### Supplied records
---------------

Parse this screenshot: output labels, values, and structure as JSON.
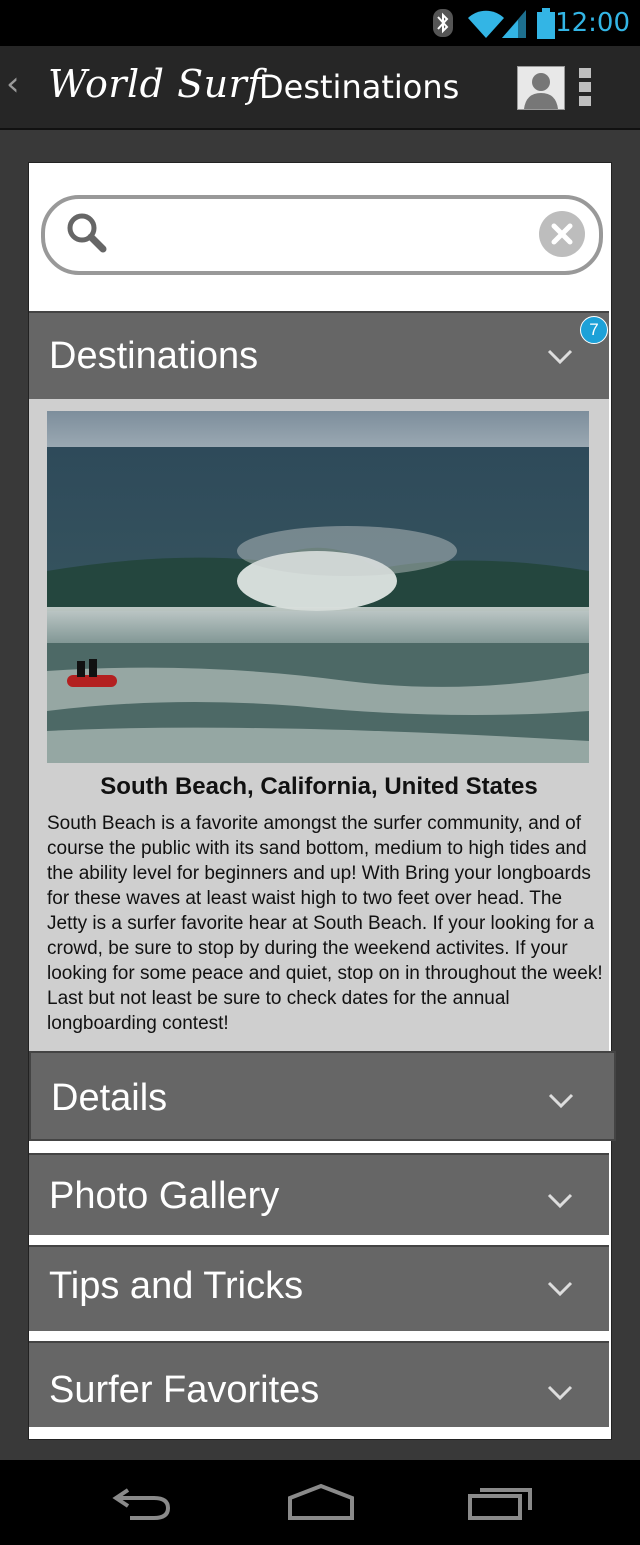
{
  "status_bar": {
    "time": "12:00",
    "icons": [
      "bluetooth-icon",
      "wifi-icon",
      "signal-icon",
      "battery-icon"
    ]
  },
  "action_bar": {
    "back_icon": "back-chevron-icon",
    "app_title": "World Surf",
    "screen_title": "Destinations",
    "icons": [
      "user-avatar-icon",
      "overflow-menu-icon"
    ]
  },
  "search": {
    "value": "",
    "placeholder": "",
    "icons": [
      "search-icon",
      "clear-icon"
    ]
  },
  "sections": {
    "destinations": {
      "label": "Destinations",
      "badge": "7"
    },
    "details": {
      "label": "Details"
    },
    "photo_gallery": {
      "label": "Photo Gallery"
    },
    "tips": {
      "label": "Tips and Tricks"
    },
    "favorites": {
      "label": "Surfer Favorites"
    }
  },
  "destination": {
    "caption": "South Beach, California, United States",
    "description": "South Beach is a favorite amongst the surfer community, and of course the public with its sand bottom, medium to high tides and the ability level for beginners and up! With Bring your longboards for these waves at least waist high to two feet over head. The Jetty is a surfer favorite hear at South Beach. If your looking for a crowd, be sure to stop by during the weekend activites. If your looking for some peace and quiet, stop on in throughout the week! Last but not least be sure to check dates for the annual longboarding contest!"
  },
  "nav_bar": {
    "icons": [
      "back-nav-icon",
      "home-nav-icon",
      "recent-apps-icon"
    ]
  },
  "colors": {
    "accent": "#33b5e5",
    "header_bg": "#666666",
    "badge": "#1da1d8"
  }
}
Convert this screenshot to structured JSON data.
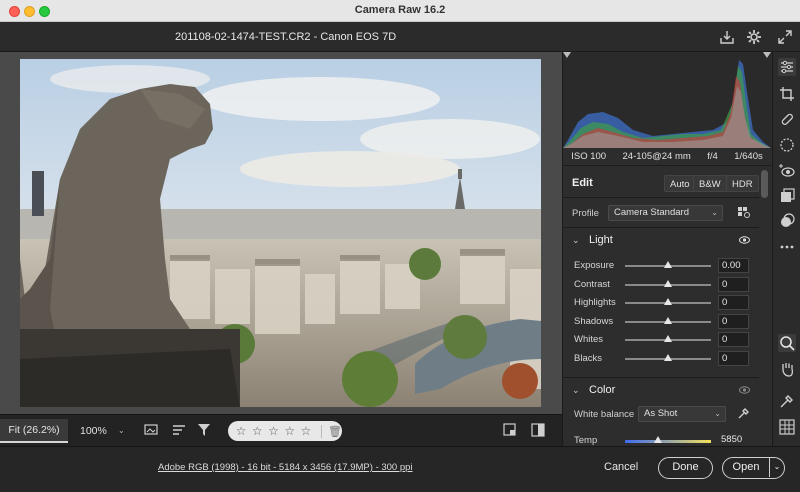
{
  "window": {
    "title": "Camera Raw 16.2"
  },
  "header": {
    "filename": "201108-02-1474-TEST.CR2  -  Canon EOS 7D"
  },
  "viewbar": {
    "fit_label": "Fit (26.2%)",
    "zoom_label": "100%",
    "rating_stars": 0
  },
  "histogram": {
    "iso": "ISO 100",
    "lens": "24-105@24 mm",
    "aperture": "f/4",
    "shutter": "1/640s"
  },
  "edit": {
    "title": "Edit",
    "auto_label": "Auto",
    "bw_label": "B&W",
    "hdr_label": "HDR"
  },
  "profile": {
    "label": "Profile",
    "value": "Camera Standard"
  },
  "light": {
    "title": "Light",
    "sliders": [
      {
        "label": "Exposure",
        "value": "0.00",
        "position": 0.5
      },
      {
        "label": "Contrast",
        "value": "0",
        "position": 0.5
      },
      {
        "label": "Highlights",
        "value": "0",
        "position": 0.5
      },
      {
        "label": "Shadows",
        "value": "0",
        "position": 0.5
      },
      {
        "label": "Whites",
        "value": "0",
        "position": 0.5
      },
      {
        "label": "Blacks",
        "value": "0",
        "position": 0.5
      }
    ]
  },
  "color": {
    "title": "Color",
    "white_balance_label": "White balance",
    "white_balance_value": "As Shot",
    "temp_label": "Temp",
    "temp_value": "5850",
    "temp_position": 0.38
  },
  "footer": {
    "info": "Adobe RGB (1998) - 16 bit - 5184 x 3456 (17.9MP) - 300 ppi",
    "cancel_label": "Cancel",
    "done_label": "Done",
    "open_label": "Open"
  },
  "colors": {
    "panel_bg": "#2d2d2d",
    "canvas_bg": "#4a4a4a",
    "accent_light": "#e6e6e6"
  }
}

---------------

Your task is to repeat exactly the lines from the one containing "Convert this screenshot" through the end of the material, both included, and only those, without pictures.

### Answer to the exercise
Convert this screenshot to structured JSON data.
{
  "window": {
    "title": "Camera Raw 16.2"
  },
  "header": {
    "filename": "201108-02-1474-TEST.CR2  -  Canon EOS 7D"
  },
  "viewbar": {
    "fit_label": "Fit (26.2%)",
    "zoom_label": "100%",
    "rating_stars": 0
  },
  "histogram": {
    "iso": "ISO 100",
    "lens": "24-105@24 mm",
    "aperture": "f/4",
    "shutter": "1/640s"
  },
  "edit": {
    "title": "Edit",
    "auto_label": "Auto",
    "bw_label": "B&W",
    "hdr_label": "HDR"
  },
  "profile": {
    "label": "Profile",
    "value": "Camera Standard"
  },
  "light": {
    "title": "Light",
    "sliders": [
      {
        "label": "Exposure",
        "value": "0.00",
        "position": 0.5
      },
      {
        "label": "Contrast",
        "value": "0",
        "position": 0.5
      },
      {
        "label": "Highlights",
        "value": "0",
        "position": 0.5
      },
      {
        "label": "Shadows",
        "value": "0",
        "position": 0.5
      },
      {
        "label": "Whites",
        "value": "0",
        "position": 0.5
      },
      {
        "label": "Blacks",
        "value": "0",
        "position": 0.5
      }
    ]
  },
  "color": {
    "title": "Color",
    "white_balance_label": "White balance",
    "white_balance_value": "As Shot",
    "temp_label": "Temp",
    "temp_value": "5850",
    "temp_position": 0.38
  },
  "footer": {
    "info": "Adobe RGB (1998) - 16 bit - 5184 x 3456 (17.9MP) - 300 ppi",
    "cancel_label": "Cancel",
    "done_label": "Done",
    "open_label": "Open"
  },
  "colors": {
    "panel_bg": "#2d2d2d",
    "canvas_bg": "#4a4a4a",
    "accent_light": "#e6e6e6"
  }
}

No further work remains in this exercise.